[Dataset entries on figures]
** Begin **
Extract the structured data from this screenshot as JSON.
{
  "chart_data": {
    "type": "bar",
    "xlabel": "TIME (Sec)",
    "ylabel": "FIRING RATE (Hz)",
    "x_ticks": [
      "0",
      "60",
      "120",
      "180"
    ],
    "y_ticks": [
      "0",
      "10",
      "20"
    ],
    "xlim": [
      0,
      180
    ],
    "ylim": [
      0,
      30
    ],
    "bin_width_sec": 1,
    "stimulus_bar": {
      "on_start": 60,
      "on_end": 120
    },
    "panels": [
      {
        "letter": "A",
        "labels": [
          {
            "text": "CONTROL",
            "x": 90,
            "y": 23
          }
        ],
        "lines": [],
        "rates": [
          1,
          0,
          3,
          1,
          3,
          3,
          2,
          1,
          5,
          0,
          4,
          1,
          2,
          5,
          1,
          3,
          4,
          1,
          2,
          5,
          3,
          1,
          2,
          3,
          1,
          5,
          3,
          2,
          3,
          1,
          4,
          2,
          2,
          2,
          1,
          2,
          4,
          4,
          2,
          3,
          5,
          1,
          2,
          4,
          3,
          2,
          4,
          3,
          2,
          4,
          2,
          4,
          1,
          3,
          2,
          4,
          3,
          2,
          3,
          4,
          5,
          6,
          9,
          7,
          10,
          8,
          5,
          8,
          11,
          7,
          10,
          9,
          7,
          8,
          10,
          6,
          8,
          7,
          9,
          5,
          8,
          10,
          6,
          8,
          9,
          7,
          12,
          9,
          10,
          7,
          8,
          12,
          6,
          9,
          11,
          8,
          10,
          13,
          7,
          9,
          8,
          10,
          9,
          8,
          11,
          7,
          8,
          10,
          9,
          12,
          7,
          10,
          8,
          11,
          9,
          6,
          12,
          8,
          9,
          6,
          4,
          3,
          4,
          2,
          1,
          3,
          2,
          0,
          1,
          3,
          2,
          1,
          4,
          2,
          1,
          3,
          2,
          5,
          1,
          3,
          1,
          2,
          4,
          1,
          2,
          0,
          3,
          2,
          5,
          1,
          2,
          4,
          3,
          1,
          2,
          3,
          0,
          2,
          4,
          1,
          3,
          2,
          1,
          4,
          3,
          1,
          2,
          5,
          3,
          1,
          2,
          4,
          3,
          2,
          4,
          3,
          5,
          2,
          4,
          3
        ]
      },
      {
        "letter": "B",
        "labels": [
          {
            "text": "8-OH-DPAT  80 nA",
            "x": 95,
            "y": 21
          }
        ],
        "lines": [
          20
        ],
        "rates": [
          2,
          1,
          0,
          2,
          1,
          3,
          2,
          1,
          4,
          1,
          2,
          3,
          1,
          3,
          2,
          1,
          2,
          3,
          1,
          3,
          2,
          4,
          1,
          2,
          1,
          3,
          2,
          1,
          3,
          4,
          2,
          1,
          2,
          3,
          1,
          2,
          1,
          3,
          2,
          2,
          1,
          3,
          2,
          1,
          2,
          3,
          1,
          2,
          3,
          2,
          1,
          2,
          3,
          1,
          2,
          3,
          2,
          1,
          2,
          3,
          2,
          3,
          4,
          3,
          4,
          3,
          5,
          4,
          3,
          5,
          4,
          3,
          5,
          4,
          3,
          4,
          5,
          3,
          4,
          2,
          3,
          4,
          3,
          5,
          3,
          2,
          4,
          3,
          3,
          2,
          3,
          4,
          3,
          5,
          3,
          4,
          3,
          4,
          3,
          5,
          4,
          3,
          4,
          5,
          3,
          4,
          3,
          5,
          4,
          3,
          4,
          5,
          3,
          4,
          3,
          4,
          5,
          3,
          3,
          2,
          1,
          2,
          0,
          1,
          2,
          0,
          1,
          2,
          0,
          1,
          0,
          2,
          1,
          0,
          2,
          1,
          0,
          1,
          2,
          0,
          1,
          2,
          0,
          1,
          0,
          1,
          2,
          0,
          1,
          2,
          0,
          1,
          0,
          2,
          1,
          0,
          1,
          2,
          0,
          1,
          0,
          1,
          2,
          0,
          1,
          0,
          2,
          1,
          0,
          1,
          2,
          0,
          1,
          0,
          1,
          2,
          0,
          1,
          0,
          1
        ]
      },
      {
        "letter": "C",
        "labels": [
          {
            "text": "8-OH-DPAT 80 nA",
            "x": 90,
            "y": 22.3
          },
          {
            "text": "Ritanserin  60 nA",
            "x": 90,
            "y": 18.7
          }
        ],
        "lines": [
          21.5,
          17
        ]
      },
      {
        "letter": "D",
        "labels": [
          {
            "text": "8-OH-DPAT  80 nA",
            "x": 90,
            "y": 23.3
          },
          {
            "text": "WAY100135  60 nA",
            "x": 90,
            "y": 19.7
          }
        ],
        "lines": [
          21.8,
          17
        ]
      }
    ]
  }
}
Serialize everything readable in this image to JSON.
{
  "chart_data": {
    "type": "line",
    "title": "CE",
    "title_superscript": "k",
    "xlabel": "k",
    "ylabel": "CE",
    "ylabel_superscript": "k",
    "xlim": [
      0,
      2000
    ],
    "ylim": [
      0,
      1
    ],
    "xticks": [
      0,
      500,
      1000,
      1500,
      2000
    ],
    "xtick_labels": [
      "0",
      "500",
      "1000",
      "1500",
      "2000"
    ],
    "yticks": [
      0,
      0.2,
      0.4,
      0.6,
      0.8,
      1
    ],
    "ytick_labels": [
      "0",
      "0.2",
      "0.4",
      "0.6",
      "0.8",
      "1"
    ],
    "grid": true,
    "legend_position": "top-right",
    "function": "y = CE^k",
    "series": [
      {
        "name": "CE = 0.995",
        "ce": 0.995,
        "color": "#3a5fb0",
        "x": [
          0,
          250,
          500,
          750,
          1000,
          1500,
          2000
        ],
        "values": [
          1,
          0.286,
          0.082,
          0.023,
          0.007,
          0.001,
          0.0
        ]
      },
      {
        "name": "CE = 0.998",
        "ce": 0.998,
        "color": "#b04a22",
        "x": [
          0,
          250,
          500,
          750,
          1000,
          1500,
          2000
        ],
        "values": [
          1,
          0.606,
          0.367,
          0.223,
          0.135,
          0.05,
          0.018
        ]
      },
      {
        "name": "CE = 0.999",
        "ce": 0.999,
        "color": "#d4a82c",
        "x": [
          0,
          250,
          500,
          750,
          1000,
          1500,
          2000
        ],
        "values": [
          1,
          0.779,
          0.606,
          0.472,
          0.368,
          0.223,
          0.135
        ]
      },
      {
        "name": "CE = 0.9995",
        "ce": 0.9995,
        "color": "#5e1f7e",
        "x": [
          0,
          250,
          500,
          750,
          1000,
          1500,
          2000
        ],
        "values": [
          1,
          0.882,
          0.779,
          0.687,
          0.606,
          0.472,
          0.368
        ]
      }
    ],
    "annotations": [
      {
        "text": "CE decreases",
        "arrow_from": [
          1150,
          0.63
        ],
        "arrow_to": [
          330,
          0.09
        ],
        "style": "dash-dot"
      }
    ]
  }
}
** End **
### GOAL
From the entries above, copy out every line where the string "JSON" appears.

### TASK ANSWER
Extract the structured data from this screenshot as JSON.
Serialize everything readable in this image to JSON.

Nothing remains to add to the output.